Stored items
* begin *

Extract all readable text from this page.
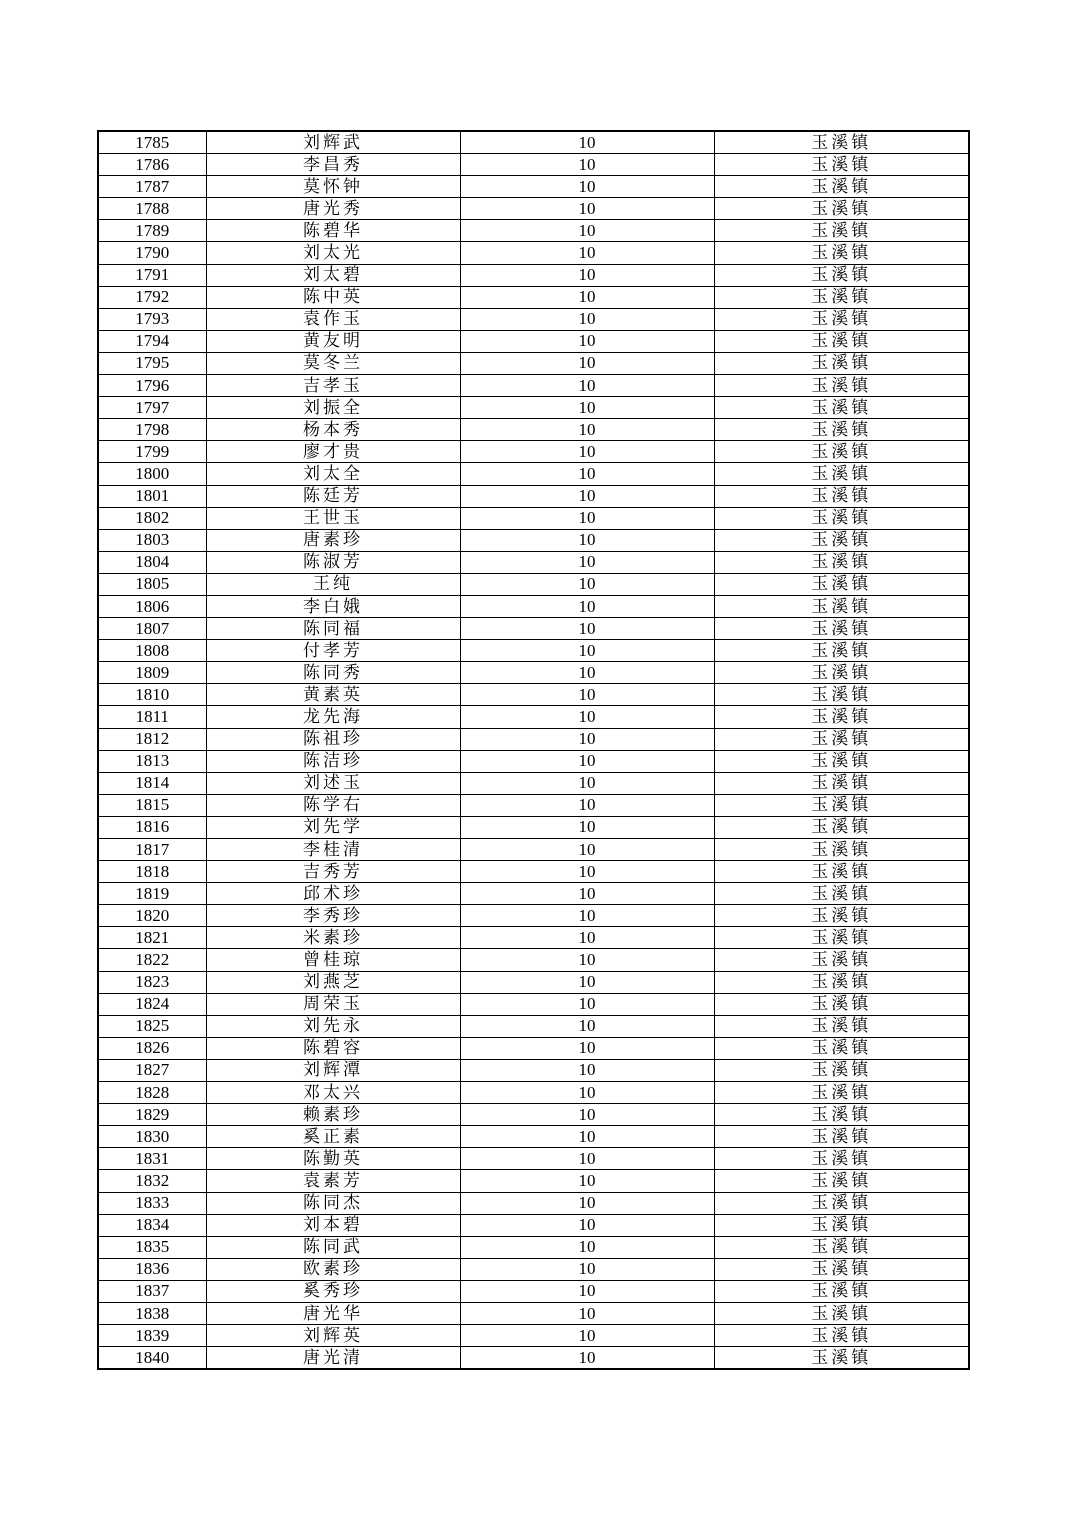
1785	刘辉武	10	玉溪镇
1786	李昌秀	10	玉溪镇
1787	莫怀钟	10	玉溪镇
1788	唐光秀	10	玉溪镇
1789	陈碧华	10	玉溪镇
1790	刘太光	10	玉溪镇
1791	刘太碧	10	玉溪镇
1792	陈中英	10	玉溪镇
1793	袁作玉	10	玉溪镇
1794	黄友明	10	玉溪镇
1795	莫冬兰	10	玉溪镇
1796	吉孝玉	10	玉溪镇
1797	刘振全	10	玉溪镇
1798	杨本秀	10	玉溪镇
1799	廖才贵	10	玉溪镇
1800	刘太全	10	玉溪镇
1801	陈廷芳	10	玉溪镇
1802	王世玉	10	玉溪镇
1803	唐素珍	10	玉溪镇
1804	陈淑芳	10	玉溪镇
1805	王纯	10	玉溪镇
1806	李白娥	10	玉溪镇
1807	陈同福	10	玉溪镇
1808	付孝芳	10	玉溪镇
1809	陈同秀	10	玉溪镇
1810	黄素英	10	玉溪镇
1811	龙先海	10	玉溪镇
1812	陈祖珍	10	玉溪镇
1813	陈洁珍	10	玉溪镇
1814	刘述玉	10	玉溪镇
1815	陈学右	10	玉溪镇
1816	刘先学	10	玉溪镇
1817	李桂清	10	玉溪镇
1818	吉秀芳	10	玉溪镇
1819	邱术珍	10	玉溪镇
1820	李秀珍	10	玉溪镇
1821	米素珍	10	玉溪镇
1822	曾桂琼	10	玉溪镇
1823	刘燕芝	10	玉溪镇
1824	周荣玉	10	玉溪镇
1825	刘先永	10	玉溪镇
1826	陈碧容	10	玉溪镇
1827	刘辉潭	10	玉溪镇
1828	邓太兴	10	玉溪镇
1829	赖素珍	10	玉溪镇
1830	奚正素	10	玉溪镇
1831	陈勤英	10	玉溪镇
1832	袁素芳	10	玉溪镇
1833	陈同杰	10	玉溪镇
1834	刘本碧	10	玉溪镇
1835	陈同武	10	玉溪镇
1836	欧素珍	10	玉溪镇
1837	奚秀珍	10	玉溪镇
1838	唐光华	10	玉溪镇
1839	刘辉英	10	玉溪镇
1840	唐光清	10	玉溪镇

* end *

In the copy, include all records verbatim but no images.

Solution for this problem
Extract all readable text from this page.
1785	刘辉武	10	玉溪镇
1786	李昌秀	10	玉溪镇
1787	莫怀钟	10	玉溪镇
1788	唐光秀	10	玉溪镇
1789	陈碧华	10	玉溪镇
1790	刘太光	10	玉溪镇
1791	刘太碧	10	玉溪镇
1792	陈中英	10	玉溪镇
1793	袁作玉	10	玉溪镇
1794	黄友明	10	玉溪镇
1795	莫冬兰	10	玉溪镇
1796	吉孝玉	10	玉溪镇
1797	刘振全	10	玉溪镇
1798	杨本秀	10	玉溪镇
1799	廖才贵	10	玉溪镇
1800	刘太全	10	玉溪镇
1801	陈廷芳	10	玉溪镇
1802	王世玉	10	玉溪镇
1803	唐素珍	10	玉溪镇
1804	陈淑芳	10	玉溪镇
1805	王纯	10	玉溪镇
1806	李白娥	10	玉溪镇
1807	陈同福	10	玉溪镇
1808	付孝芳	10	玉溪镇
1809	陈同秀	10	玉溪镇
1810	黄素英	10	玉溪镇
1811	龙先海	10	玉溪镇
1812	陈祖珍	10	玉溪镇
1813	陈洁珍	10	玉溪镇
1814	刘述玉	10	玉溪镇
1815	陈学右	10	玉溪镇
1816	刘先学	10	玉溪镇
1817	李桂清	10	玉溪镇
1818	吉秀芳	10	玉溪镇
1819	邱术珍	10	玉溪镇
1820	李秀珍	10	玉溪镇
1821	米素珍	10	玉溪镇
1822	曾桂琼	10	玉溪镇
1823	刘燕芝	10	玉溪镇
1824	周荣玉	10	玉溪镇
1825	刘先永	10	玉溪镇
1826	陈碧容	10	玉溪镇
1827	刘辉潭	10	玉溪镇
1828	邓太兴	10	玉溪镇
1829	赖素珍	10	玉溪镇
1830	奚正素	10	玉溪镇
1831	陈勤英	10	玉溪镇
1832	袁素芳	10	玉溪镇
1833	陈同杰	10	玉溪镇
1834	刘本碧	10	玉溪镇
1835	陈同武	10	玉溪镇
1836	欧素珍	10	玉溪镇
1837	奚秀珍	10	玉溪镇
1838	唐光华	10	玉溪镇
1839	刘辉英	10	玉溪镇
1840	唐光清	10	玉溪镇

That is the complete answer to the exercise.